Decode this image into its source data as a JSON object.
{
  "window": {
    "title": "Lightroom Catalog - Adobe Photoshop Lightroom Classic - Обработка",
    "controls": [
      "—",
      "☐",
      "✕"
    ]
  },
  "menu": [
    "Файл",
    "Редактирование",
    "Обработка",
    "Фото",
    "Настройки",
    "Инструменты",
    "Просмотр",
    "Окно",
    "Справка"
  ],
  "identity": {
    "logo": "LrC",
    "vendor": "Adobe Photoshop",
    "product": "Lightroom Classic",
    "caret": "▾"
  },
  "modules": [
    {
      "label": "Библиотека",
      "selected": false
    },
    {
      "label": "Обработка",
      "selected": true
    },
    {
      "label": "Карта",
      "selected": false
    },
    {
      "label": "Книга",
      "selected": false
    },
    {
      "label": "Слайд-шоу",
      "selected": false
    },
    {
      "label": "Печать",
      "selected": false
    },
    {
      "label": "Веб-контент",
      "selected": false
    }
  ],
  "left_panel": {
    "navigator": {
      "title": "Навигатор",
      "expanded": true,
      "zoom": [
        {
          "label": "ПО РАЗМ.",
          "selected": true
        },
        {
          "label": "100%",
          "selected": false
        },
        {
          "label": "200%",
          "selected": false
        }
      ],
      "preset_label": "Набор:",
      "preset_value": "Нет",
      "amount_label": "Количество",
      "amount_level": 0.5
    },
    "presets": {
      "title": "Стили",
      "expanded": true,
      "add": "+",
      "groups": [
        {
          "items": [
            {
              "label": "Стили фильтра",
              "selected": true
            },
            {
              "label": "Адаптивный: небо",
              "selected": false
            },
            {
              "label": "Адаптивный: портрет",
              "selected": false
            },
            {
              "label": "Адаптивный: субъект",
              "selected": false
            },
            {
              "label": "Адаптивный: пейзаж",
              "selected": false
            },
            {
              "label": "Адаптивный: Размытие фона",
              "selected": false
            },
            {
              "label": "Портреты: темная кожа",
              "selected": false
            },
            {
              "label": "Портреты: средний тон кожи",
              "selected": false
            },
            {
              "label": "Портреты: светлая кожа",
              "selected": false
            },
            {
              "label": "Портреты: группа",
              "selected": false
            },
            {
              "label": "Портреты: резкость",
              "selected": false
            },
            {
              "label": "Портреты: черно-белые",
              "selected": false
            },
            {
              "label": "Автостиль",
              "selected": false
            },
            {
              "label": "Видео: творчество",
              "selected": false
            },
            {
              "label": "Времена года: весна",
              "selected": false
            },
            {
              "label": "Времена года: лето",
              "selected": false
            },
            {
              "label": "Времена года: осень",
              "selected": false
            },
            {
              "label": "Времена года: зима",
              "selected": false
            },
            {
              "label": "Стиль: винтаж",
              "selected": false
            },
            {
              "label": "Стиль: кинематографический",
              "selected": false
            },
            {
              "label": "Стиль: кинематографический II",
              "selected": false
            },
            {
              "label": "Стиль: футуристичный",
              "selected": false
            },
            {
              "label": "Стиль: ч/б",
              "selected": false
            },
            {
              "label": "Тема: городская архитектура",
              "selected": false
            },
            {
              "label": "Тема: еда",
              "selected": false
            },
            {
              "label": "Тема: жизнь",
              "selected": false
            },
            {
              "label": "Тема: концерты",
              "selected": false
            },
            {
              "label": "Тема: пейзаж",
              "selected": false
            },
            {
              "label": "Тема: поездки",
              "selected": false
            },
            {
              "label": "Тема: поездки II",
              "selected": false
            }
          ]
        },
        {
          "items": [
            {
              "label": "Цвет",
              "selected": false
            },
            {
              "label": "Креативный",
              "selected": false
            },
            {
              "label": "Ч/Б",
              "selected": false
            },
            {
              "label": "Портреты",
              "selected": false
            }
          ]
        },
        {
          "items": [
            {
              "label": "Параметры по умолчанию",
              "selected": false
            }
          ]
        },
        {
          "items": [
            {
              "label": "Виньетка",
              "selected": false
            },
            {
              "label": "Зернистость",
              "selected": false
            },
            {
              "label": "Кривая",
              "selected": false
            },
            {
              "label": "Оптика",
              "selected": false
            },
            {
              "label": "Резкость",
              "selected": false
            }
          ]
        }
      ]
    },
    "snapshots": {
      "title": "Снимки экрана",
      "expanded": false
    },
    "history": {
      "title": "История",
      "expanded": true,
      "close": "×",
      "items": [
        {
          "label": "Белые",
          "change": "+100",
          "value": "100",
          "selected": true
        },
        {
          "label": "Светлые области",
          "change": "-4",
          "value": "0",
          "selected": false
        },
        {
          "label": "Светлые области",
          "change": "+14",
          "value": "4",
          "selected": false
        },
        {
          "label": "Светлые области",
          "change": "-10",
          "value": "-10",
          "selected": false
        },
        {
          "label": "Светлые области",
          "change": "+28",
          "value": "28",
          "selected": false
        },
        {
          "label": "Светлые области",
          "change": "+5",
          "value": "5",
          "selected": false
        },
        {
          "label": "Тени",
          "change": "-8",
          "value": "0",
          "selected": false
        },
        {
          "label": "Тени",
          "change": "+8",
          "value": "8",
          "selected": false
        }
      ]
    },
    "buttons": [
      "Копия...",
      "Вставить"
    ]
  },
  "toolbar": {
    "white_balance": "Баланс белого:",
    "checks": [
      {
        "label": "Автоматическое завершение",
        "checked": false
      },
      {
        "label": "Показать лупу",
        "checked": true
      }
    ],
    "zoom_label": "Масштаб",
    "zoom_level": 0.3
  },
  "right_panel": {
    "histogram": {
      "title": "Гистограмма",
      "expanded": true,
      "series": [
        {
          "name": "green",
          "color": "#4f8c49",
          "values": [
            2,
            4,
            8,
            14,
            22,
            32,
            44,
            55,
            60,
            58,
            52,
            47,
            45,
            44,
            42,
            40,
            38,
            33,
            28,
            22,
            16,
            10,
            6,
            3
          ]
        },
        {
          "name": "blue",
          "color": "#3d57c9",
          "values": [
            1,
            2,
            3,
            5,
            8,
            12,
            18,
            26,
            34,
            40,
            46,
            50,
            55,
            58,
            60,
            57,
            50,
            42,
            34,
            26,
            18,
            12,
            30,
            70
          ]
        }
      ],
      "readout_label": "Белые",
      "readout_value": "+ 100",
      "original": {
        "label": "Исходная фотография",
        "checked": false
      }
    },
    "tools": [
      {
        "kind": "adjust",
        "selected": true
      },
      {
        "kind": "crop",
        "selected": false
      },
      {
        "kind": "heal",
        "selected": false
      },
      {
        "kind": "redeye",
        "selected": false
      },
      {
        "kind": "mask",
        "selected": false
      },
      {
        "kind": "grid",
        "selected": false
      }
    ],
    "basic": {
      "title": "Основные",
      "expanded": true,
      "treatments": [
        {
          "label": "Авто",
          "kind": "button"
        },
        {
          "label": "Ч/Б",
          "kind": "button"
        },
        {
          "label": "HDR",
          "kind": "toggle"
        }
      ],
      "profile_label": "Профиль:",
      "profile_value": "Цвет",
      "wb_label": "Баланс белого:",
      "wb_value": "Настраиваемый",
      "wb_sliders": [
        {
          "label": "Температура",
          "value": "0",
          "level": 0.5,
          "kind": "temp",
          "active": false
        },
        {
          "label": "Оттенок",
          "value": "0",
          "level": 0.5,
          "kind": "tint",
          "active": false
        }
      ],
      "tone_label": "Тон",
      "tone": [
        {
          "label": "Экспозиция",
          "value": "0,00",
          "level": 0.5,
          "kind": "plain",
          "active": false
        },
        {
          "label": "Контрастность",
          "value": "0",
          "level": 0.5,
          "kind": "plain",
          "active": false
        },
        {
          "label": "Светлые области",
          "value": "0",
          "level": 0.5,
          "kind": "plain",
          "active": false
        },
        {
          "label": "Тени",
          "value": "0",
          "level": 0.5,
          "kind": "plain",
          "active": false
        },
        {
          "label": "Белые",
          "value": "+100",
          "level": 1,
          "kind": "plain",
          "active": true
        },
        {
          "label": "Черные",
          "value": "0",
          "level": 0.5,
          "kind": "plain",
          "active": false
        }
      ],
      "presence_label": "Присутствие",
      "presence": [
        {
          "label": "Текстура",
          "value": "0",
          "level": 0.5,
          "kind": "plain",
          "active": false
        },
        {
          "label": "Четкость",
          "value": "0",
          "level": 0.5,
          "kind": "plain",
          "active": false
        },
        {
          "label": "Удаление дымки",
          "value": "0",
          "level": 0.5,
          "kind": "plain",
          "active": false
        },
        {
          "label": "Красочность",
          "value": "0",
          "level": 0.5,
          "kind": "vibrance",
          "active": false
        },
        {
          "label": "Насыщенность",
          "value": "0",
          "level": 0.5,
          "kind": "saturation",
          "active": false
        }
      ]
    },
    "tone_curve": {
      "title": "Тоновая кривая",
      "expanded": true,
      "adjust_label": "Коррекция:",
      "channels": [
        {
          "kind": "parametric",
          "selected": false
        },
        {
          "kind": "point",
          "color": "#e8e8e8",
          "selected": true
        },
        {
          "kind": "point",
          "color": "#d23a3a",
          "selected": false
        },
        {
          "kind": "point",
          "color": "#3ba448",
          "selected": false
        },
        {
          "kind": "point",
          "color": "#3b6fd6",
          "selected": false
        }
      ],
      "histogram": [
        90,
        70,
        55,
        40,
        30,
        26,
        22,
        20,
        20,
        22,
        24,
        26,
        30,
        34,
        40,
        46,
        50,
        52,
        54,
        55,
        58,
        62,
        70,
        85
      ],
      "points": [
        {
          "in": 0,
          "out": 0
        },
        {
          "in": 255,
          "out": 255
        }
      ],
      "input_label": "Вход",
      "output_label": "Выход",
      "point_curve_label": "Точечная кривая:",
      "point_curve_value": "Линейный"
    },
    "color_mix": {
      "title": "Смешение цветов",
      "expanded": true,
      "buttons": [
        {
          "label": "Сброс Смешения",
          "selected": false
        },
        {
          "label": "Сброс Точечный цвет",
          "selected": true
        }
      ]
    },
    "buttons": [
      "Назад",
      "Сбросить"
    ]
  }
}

=======

▶ [PROBLEM] Look through the data above. Each line containing the word "Времена" needs to be copied.

▶ [COMPLETE ANSWER]
              "label": "Времена года: весна",
              "label": "Времена года: лето",
              "label": "Времена года: осень",
              "label": "Времена года: зима",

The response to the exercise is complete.